Return each line that holds the word "食品安全地方标准".

---------------

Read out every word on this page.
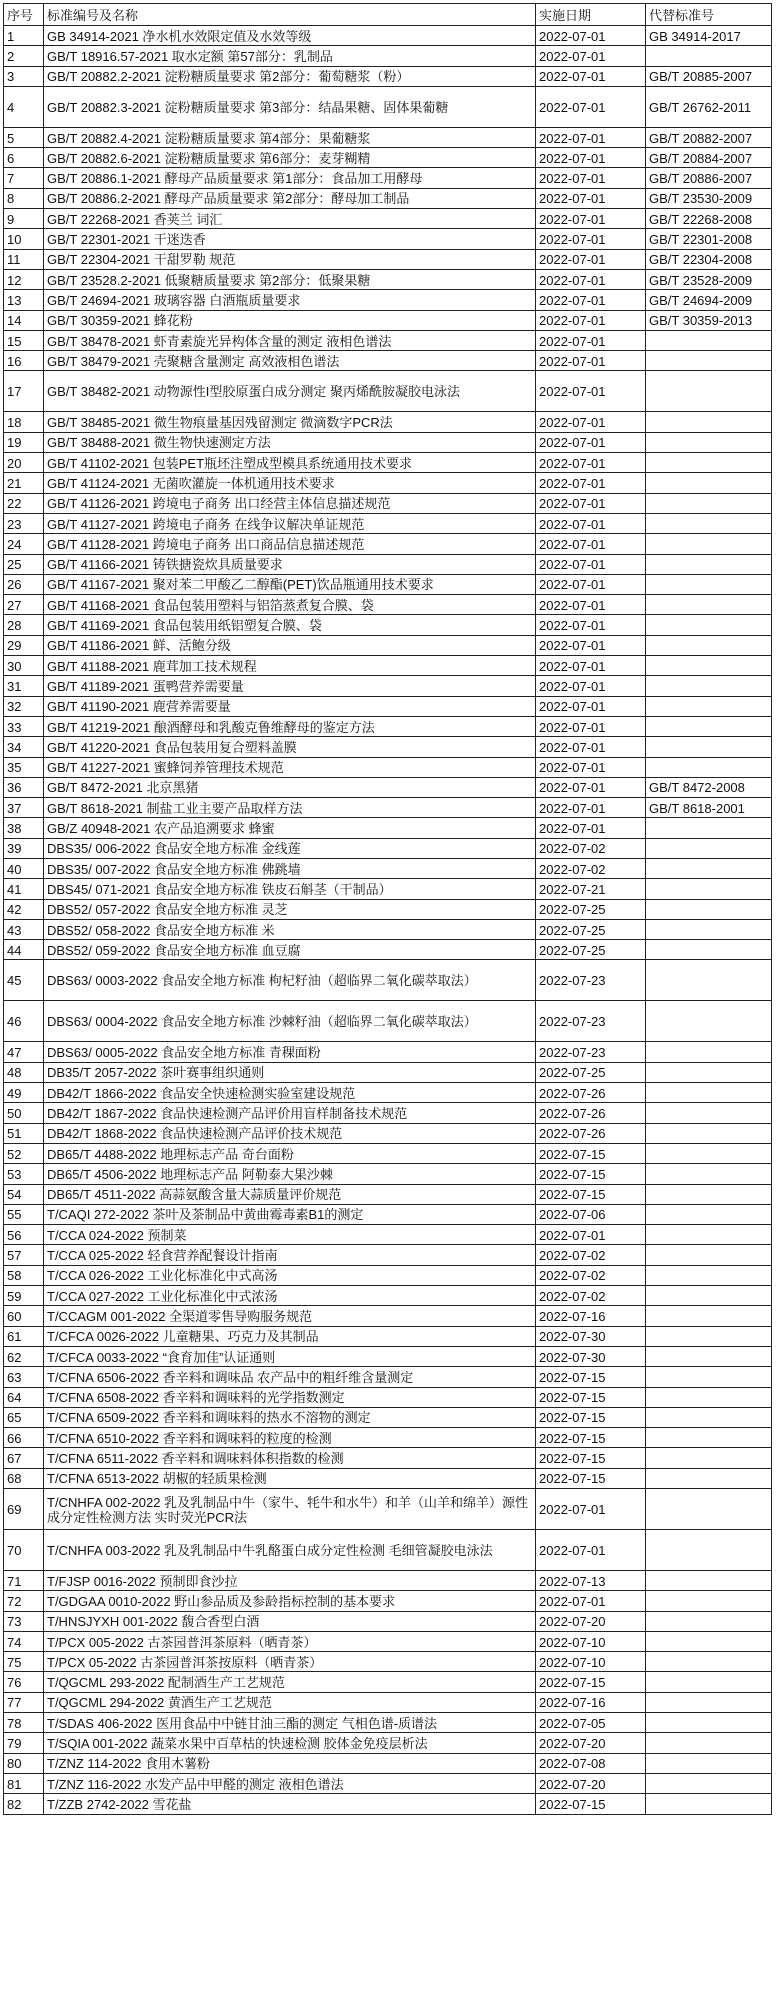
序号	标准编号及名称	实施日期	代替标准号
1	GB 34914-2021 净水机水效限定值及水效等级	2022-07-01	GB 34914-2017
2	GB/T 18916.57-2021 取水定额 第57部分：乳制品	2022-07-01	
3	GB/T 20882.2-2021 淀粉糖质量要求 第2部分：葡萄糖浆（粉）	2022-07-01	GB/T 20885-2007
4	GB/T 20882.3-2021 淀粉糖质量要求 第3部分：结晶果糖、固体果葡糖	2022-07-01	GB/T 26762-2011
5	GB/T 20882.4-2021 淀粉糖质量要求 第4部分：果葡糖浆	2022-07-01	GB/T 20882-2007
6	GB/T 20882.6-2021 淀粉糖质量要求 第6部分：麦芽糊精	2022-07-01	GB/T 20884-2007
7	GB/T 20886.1-2021 酵母产品质量要求 第1部分：食品加工用酵母	2022-07-01	GB/T 20886-2007
8	GB/T 20886.2-2021 酵母产品质量要求 第2部分：酵母加工制品	2022-07-01	GB/T 23530-2009
9	GB/T 22268-2021 香荚兰 词汇	2022-07-01	GB/T 22268-2008
10	GB/T 22301-2021 干迷迭香	2022-07-01	GB/T 22301-2008
11	GB/T 22304-2021 干甜罗勒 规范	2022-07-01	GB/T 22304-2008
12	GB/T 23528.2-2021 低聚糖质量要求 第2部分：低聚果糖	2022-07-01	GB/T 23528-2009
13	GB/T 24694-2021 玻璃容器 白酒瓶质量要求	2022-07-01	GB/T 24694-2009
14	GB/T 30359-2021 蜂花粉	2022-07-01	GB/T 30359-2013
15	GB/T 38478-2021 虾青素旋光异构体含量的测定 液相色谱法	2022-07-01	
16	GB/T 38479-2021 壳聚糖含量测定 高效液相色谱法	2022-07-01	
17	GB/T 38482-2021 动物源性I型胶原蛋白成分测定 聚丙烯酰胺凝胶电泳法	2022-07-01	
18	GB/T 38485-2021 微生物痕量基因残留测定 微滴数字PCR法	2022-07-01	
19	GB/T 38488-2021 微生物快速测定方法	2022-07-01	
20	GB/T 41102-2021 包装PET瓶坯注塑成型模具系统通用技术要求	2022-07-01	
21	GB/T 41124-2021 无菌吹灌旋一体机通用技术要求	2022-07-01	
22	GB/T 41126-2021 跨境电子商务 出口经营主体信息描述规范	2022-07-01	
23	GB/T 41127-2021 跨境电子商务 在线争议解决单证规范	2022-07-01	
24	GB/T 41128-2021 跨境电子商务 出口商品信息描述规范	2022-07-01	
25	GB/T 41166-2021 铸铁搪瓷炊具质量要求	2022-07-01	
26	GB/T 41167-2021 聚对苯二甲酸乙二醇酯(PET)饮品瓶通用技术要求	2022-07-01	
27	GB/T 41168-2021 食品包装用塑料与铝箔蒸煮复合膜、袋	2022-07-01	
28	GB/T 41169-2021 食品包装用纸铝塑复合膜、袋	2022-07-01	
29	GB/T 41186-2021 鲜、活鲍分级	2022-07-01	
30	GB/T 41188-2021 鹿茸加工技术规程	2022-07-01	
31	GB/T 41189-2021 蛋鸭营养需要量	2022-07-01	
32	GB/T 41190-2021 鹿营养需要量	2022-07-01	
33	GB/T 41219-2021 酿酒酵母和乳酸克鲁维酵母的鉴定方法	2022-07-01	
34	GB/T 41220-2021 食品包装用复合塑料盖膜	2022-07-01	
35	GB/T 41227-2021 蜜蜂饲养管理技术规范	2022-07-01	
36	GB/T 8472-2021 北京黑猪	2022-07-01	GB/T 8472-2008
37	GB/T 8618-2021 制盐工业主要产品取样方法	2022-07-01	GB/T 8618-2001
38	GB/Z 40948-2021 农产品追溯要求 蜂蜜	2022-07-01	
39	DBS35/ 006-2022 食品安全地方标准 金线莲	2022-07-02	
40	DBS35/ 007-2022 食品安全地方标准 佛跳墙	2022-07-02	
41	DBS45/ 071-2021 食品安全地方标准 铁皮石斛茎（干制品）	2022-07-21	
42	DBS52/ 057-2022 食品安全地方标准 灵芝	2022-07-25	
43	DBS52/ 058-2022 食品安全地方标准 米	2022-07-25	
44	DBS52/ 059-2022 食品安全地方标准 血豆腐	2022-07-25	
45	DBS63/ 0003-2022 食品安全地方标准 枸杞籽油（超临界二氧化碳萃取法）	2022-07-23	
46	DBS63/ 0004-2022 食品安全地方标准 沙棘籽油（超临界二氧化碳萃取法）	2022-07-23	
47	DBS63/ 0005-2022 食品安全地方标准 青稞面粉	2022-07-23	
48	DB35/T 2057-2022 茶叶赛事组织通则	2022-07-25	
49	DB42/T 1866-2022 食品安全快速检测实验室建设规范	2022-07-26	
50	DB42/T 1867-2022 食品快速检测产品评价用盲样制备技术规范	2022-07-26	
51	DB42/T 1868-2022 食品快速检测产品评价技术规范	2022-07-26	
52	DB65/T 4488-2022 地理标志产品 奇台面粉	2022-07-15	
53	DB65/T 4506-2022 地理标志产品 阿勒泰大果沙棘	2022-07-15	
54	DB65/T 4511-2022 高蒜氨酸含量大蒜质量评价规范	2022-07-15	
55	T/CAQI 272-2022 茶叶及茶制品中黄曲霉毒素B1的测定	2022-07-06	
56	T/CCA 024-2022 预制菜	2022-07-01	
57	T/CCA 025-2022 轻食营养配餐设计指南	2022-07-02	
58	T/CCA 026-2022 工业化标准化中式高汤	2022-07-02	
59	T/CCA 027-2022 工业化标准化中式浓汤	2022-07-02	
60	T/CCAGM 001-2022 全渠道零售导购服务规范	2022-07-16	
61	T/CFCA 0026-2022 儿童糖果、巧克力及其制品	2022-07-30	
62	T/CFCA 0033-2022 “食育加佳”认证通则	2022-07-30	
63	T/CFNA 6506-2022 香辛料和调味品 农产品中的粗纤维含量测定	2022-07-15	
64	T/CFNA 6508-2022 香辛料和调味料的光学指数测定	2022-07-15	
65	T/CFNA 6509-2022 香辛料和调味料的热水不溶物的测定	2022-07-15	
66	T/CFNA 6510-2022 香辛料和调味料的粒度的检测	2022-07-15	
67	T/CFNA 6511-2022 香辛料和调味料体积指数的检测	2022-07-15	
68	T/CFNA 6513-2022 胡椒的轻质果检测	2022-07-15	
69	T/CNHFA 002-2022 乳及乳制品中牛（家牛、牦牛和水牛）和羊（山羊和绵羊）源性成分定性检测方法 实时荧光PCR法	2022-07-01	
70	T/CNHFA 003-2022 乳及乳制品中牛乳酪蛋白成分定性检测 毛细管凝胶电泳法	2022-07-01	
71	T/FJSP 0016-2022 预制即食沙拉	2022-07-13	
72	T/GDGAA 0010-2022 野山参品质及参龄指标控制的基本要求	2022-07-01	
73	T/HNSJYXH 001-2022 馥合香型白酒	2022-07-20	
74	T/PCX 005-2022 古茶园普洱茶原料（晒青茶）	2022-07-10	
75	T/PCX 05-2022 古茶园普洱茶按原料（晒青茶）	2022-07-10	
76	T/QGCML 293-2022 配制酒生产工艺规范	2022-07-15	
77	T/QGCML 294-2022 黄酒生产工艺规范	2022-07-16	
78	T/SDAS 406-2022 医用食品中中链甘油三酯的测定 气相色谱-质谱法	2022-07-05	
79	T/SQIA 001-2022 蔬菜水果中百草枯的快速检测 胶体金免疫层析法	2022-07-20	
80	T/ZNZ 114-2022 食用木薯粉	2022-07-08	
81	T/ZNZ 116-2022 水发产品中甲醛的测定 液相色谱法	2022-07-20	
82	T/ZZB 2742-2022 雪花盐	2022-07-15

---------------

REPLY TO THE EXERCISE
39	DBS35/ 006-2022 食品安全地方标准 金线莲	2022-07-02	
40	DBS35/ 007-2022 食品安全地方标准 佛跳墙	2022-07-02	
41	DBS45/ 071-2021 食品安全地方标准 铁皮石斛茎（干制品）	2022-07-21	
42	DBS52/ 057-2022 食品安全地方标准 灵芝	2022-07-25	
43	DBS52/ 058-2022 食品安全地方标准 米	2022-07-25	
44	DBS52/ 059-2022 食品安全地方标准 血豆腐	2022-07-25	
45	DBS63/ 0003-2022 食品安全地方标准 枸杞籽油（超临界二氧化碳萃取法）	2022-07-23	
46	DBS63/ 0004-2022 食品安全地方标准 沙棘籽油（超临界二氧化碳萃取法）	2022-07-23	
47	DBS63/ 0005-2022 食品安全地方标准 青稞面粉	2022-07-23	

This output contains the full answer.